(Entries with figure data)
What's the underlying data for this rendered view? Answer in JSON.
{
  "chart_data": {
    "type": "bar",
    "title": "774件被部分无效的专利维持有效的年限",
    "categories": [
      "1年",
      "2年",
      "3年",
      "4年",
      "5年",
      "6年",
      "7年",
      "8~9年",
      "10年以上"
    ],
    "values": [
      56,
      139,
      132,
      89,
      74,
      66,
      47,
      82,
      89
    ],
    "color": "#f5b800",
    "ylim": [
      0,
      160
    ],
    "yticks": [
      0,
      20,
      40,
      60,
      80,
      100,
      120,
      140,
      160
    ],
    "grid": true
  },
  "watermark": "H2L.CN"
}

**To be done**
Reproduce each entry word for word.

**Worked answer**
What's the underlying data for this rendered view? Answer in JSON.
{
  "chart_data": {
    "type": "bar",
    "title": "774件被部分无效的专利维持有效的年限",
    "categories": [
      "1年",
      "2年",
      "3年",
      "4年",
      "5年",
      "6年",
      "7年",
      "8~9年",
      "10年以上"
    ],
    "values": [
      56,
      139,
      132,
      89,
      74,
      66,
      47,
      82,
      89
    ],
    "color": "#f5b800",
    "ylim": [
      0,
      160
    ],
    "yticks": [
      0,
      20,
      40,
      60,
      80,
      100,
      120,
      140,
      160
    ],
    "grid": true
  },
  "watermark": "H2L.CN"
}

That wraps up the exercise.